***** TEXT TO READ *****
Isn’t that great news?

But wait, there’s more.


Project References

One of the requirements for our resolver to correctly identify which declaration an identifier might be referring to, is to know what the declarations are. Take this code:

  Dim conn As New ADODB.Connection
  conn.ConnectionString = "..."
  conn.Open

Until I merged my work last night, the declarations for “ADODB” and “Connection” were literally hard-coded. If your code was referencing, say, the Scripting Runtime library to use a Dictionary object, the resolver had no way of knowing about it, and simply ignored it. The amount of work involved to hard-code all declarations for the “most common” referenced libraries was ridiculously daunting and error-prone. And if you were referencing a less common library, it was “just too bad”. Oh, and we only had (parts of) the Microsoft Excel object model in there; if you were working in Access or Word, or AutoCAD, or any other host application that exposes an object model, the resolver simply treated all references to these types and their members, as undeclared identifiers – i.e. they were completely ignored.

I deleted these hard-coded declarations. Every single one of them. Oh and it felt great!

Instead, Rubberduck will now load the referenced type libraries, and perform some black magic COM reflection to discover all the types and their members, and create a Declaration object for the resolver to work with.

This enables things like code inspections specific to a given type library, that only run when that library is referenced:

ht6vq

It also enables locating and browsing through references of not only your code, but also built-in declarations:

7wp4x

Doing this highlighted a major performance issue with the resolver: all of a sudden, there was 50,000 declarations to iterate whenever we were looking for an identifier – and the resolver did an awful job at being efficient there. So I changed that, and now most identifier lookups are O(1), which means the resolver now completes in a fraction of the time it took before.

There’s still lots of room for improvement with the resolver. I started to put it under test – the unit tests for it are surprisingly easy to write, so there’s no excuse anymore; with that done, we’ll know we’re not breaking anything when we start refactoring it.

One of the limitations of v1.x was that project references were being ignored. Well, the resolver is now equipped to start dealing with those – that’s definitely the next step here.


Module/Member Attributes

Another limitation of v1.x was that we couldn’t see module attributes, so if a class had a PredeclaredId, we had no way of knowing – so the resolver essentially treated classes and standard modules the same, to avoid problems.

Well, not anymore. The first time we process a VBComponent, we’re silently exporting it to a temporary file, and give the text file to a specialized parser that’s responsible for picking up module and member attributes – then we give these attributes to our “declarations” tree walker, which creates the declaration objects. As a result, we now know that a UserForm module has a PredeclaredId. And if you have a VB_Description attribute for each member, we pick it up – the Code Explorer will even be able to display it as a tooltip!


What about multithreading?

I tried hard. Very hard. I have a commit history to prove it. Perhaps I didn’t try hard enough though. But the parser state simply isn’t thread-safe, and with all the different components listening for parser state events (e.g. StateChanged, which triggers the code inspections to run in the background and the code and todo explorers to refresh), I wasn’t able to get the parser to run a thread-per-module and work in a reliable way.
*****
SET TASK 1 » Format the entries from the line containing "volume-tick-label: 25 (74, 373, 92, 389)" up to and including the line containing "volume-bar (522, 386, 525, 428)" as a JSON list of strings, one string per line, with blank lines omitted.
The text and the entries that follow it are unrelated to each other.
***** DATASET EXCERPTS *****
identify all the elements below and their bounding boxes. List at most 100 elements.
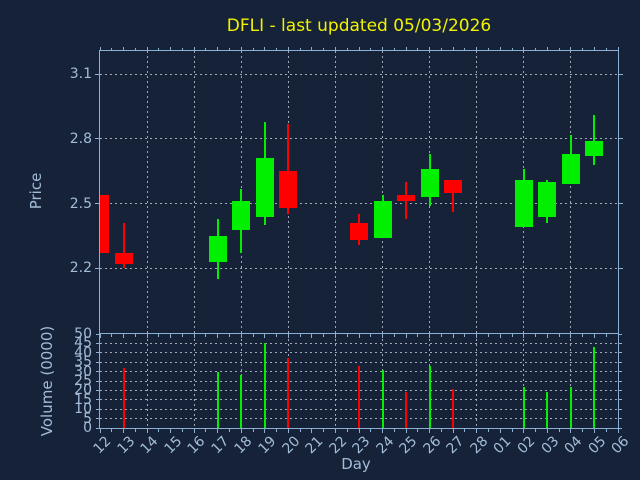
volume-tick-label: 25 (74, 373, 92, 389)
tick-mark (170, 429, 172, 433)
volume-bar (287, 358, 290, 428)
volume-bar (358, 365, 360, 428)
volume-bar (546, 392, 549, 428)
tick-mark (511, 334, 513, 337)
tick-mark (619, 138, 623, 140)
tick-mark (134, 334, 136, 337)
tick-mark (370, 429, 372, 432)
tick-mark (181, 429, 183, 432)
tick-mark (452, 429, 454, 433)
x-tick-label: 23 (349, 433, 374, 458)
volume-bar (522, 386, 525, 428)
tick-mark (158, 48, 160, 51)
x-tick-label: 27 (443, 433, 468, 458)
volume-tick-label: 30 (74, 363, 92, 380)
tick-mark (499, 46, 501, 51)
tick-mark (99, 334, 101, 338)
candle-body (208, 235, 227, 262)
tick-mark (558, 429, 560, 432)
chart-title: DFLI - last updated 05/03/2026 (226, 16, 492, 36)
tick-mark (205, 334, 207, 337)
volume-bar (122, 367, 125, 428)
vertical-gridline (146, 51, 148, 333)
candle-body (100, 195, 109, 254)
candle-body (538, 182, 557, 217)
tick-mark (429, 46, 431, 51)
tick-mark (96, 371, 99, 373)
tick-mark (96, 380, 99, 382)
volume-gridline (100, 352, 618, 354)
candle-body (420, 169, 439, 198)
tick-mark (311, 46, 313, 51)
candle-body (561, 154, 580, 185)
candle-wick (122, 223, 125, 269)
price-gridline (100, 203, 618, 205)
tick-mark (619, 361, 622, 363)
x-tick-label: 16 (184, 433, 209, 458)
tick-mark (311, 334, 313, 338)
tick-mark (264, 429, 266, 433)
tick-mark (205, 429, 207, 432)
volume-tick-label: 0 (83, 420, 92, 436)
tick-mark (417, 48, 419, 51)
tick-mark (240, 429, 242, 433)
tick-mark (252, 334, 254, 337)
x-axis-label: Day (341, 455, 371, 473)
tick-mark (511, 429, 513, 432)
tick-mark (264, 334, 266, 338)
x-tick-label: 02 (514, 433, 539, 458)
tick-mark (582, 48, 584, 51)
tick-mark (405, 429, 407, 433)
tick-mark (582, 429, 584, 432)
tick-mark (619, 371, 622, 373)
tick-mark (476, 46, 478, 51)
x-tick-label: 14 (137, 433, 162, 458)
vertical-gridline (570, 51, 572, 333)
tick-mark (96, 427, 99, 429)
tick-mark (158, 429, 160, 432)
tick-mark (405, 46, 407, 51)
x-tick-label: 03 (538, 433, 562, 458)
x-tick-label: 25 (396, 433, 421, 458)
tick-mark (405, 334, 407, 338)
tick-mark (229, 48, 230, 51)
tick-mark (264, 46, 266, 51)
volume-bar (263, 343, 266, 428)
tick-mark (287, 334, 289, 338)
x-tick-label: 12 (90, 433, 115, 458)
tick-mark (111, 334, 113, 337)
x-tick-label: 13 (114, 433, 139, 458)
tick-mark (334, 429, 336, 433)
candle-body (279, 171, 298, 208)
tick-mark (464, 334, 466, 337)
tick-mark (111, 48, 113, 51)
tick-mark (346, 48, 348, 51)
tick-mark (146, 429, 148, 433)
volume-tick-label: 50 (74, 326, 92, 342)
tick-mark (134, 48, 136, 51)
tick-mark (619, 342, 622, 344)
x-tick-label: 20 (279, 433, 303, 458)
tick-mark (429, 334, 431, 338)
tick-mark (440, 48, 442, 51)
tick-mark (617, 46, 619, 51)
tick-mark (323, 334, 325, 337)
tick-mark (370, 334, 372, 337)
tick-mark (323, 429, 325, 432)
candle-body (397, 195, 416, 202)
tick-mark (429, 429, 431, 433)
tick-mark (570, 429, 572, 433)
tick-mark (95, 267, 99, 269)
tick-mark (476, 334, 478, 338)
x-tick-label: 26 (420, 433, 445, 458)
volume-tick-label: 15 (74, 391, 92, 408)
x-tick-label: 06 (608, 433, 633, 458)
x-tick-label: 22 (326, 433, 351, 458)
tick-mark (276, 334, 278, 337)
tick-mark (96, 389, 99, 391)
x-tick-label: 19 (255, 433, 280, 458)
tick-mark (617, 334, 619, 338)
tick-mark (358, 334, 360, 338)
tick-mark (499, 429, 501, 433)
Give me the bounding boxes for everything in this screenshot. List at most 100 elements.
*****
SET TASK 2 » According to the text on Rubberduck's resolver, why did the resolver in v1.x treat classes and standard modules the same?

TASK ANSWER 1 »
[
  "volume-tick-label: 25 (74, 373, 92, 389)",
  "tick-mark (170, 429, 172, 433)",
  "volume-bar (287, 358, 290, 428)",
  "volume-bar (358, 365, 360, 428)",
  "volume-bar (546, 392, 549, 428)",
  "tick-mark (511, 334, 513, 337)",
  "tick-mark (619, 138, 623, 140)",
  "tick-mark (134, 334, 136, 337)",
  "tick-mark (370, 429, 372, 432)",
  "tick-mark (181, 429, 183, 432)",
  "tick-mark (452, 429, 454, 433)",
  "x-tick-label: 23 (349, 433, 374, 458)",
  "volume-bar (522, 386, 525, 428)"
]

TASK ANSWER 2 » Version 1.x could not see module attributes, so it had no way of knowing whether a class had a PredeclaredId. To avoid problems, the resolver therefore treated classes and standard modules alike.